Problem to work on: List every line in this data where the string "title" occurs.

Source data:
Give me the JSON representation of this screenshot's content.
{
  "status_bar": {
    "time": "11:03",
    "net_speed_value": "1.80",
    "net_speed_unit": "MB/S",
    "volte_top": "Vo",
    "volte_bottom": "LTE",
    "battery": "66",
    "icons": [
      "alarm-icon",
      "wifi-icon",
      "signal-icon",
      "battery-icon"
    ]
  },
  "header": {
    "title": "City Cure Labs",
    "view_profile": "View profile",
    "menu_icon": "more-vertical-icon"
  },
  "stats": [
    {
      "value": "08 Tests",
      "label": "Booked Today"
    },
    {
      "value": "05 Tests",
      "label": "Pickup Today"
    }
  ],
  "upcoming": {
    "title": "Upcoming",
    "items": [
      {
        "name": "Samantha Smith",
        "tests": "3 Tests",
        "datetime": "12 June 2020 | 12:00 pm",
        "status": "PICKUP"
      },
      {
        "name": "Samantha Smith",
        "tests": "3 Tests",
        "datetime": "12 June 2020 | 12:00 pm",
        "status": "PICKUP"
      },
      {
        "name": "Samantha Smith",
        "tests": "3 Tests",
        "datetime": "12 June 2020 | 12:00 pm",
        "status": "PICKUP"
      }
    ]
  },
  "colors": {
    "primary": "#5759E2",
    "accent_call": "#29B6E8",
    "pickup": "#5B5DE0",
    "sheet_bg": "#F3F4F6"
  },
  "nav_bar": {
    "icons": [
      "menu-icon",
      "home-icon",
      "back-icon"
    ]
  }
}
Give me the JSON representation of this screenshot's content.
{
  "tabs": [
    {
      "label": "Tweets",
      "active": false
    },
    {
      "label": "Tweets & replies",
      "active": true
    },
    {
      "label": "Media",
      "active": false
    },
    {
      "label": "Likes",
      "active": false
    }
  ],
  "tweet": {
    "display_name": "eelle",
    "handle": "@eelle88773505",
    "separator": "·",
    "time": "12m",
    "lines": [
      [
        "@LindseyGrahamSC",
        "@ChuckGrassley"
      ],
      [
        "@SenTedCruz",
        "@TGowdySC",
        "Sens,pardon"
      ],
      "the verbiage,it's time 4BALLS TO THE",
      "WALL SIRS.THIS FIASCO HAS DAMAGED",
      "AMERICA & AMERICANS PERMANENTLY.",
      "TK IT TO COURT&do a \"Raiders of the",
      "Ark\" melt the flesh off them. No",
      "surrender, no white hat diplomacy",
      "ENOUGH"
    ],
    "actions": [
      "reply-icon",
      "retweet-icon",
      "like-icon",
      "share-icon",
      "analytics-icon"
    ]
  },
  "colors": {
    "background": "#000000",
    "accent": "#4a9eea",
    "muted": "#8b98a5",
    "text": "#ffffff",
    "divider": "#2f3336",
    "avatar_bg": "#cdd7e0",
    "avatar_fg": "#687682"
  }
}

Solution for this problem:
    "title": "City Cure Labs",
    "title": "Upcoming",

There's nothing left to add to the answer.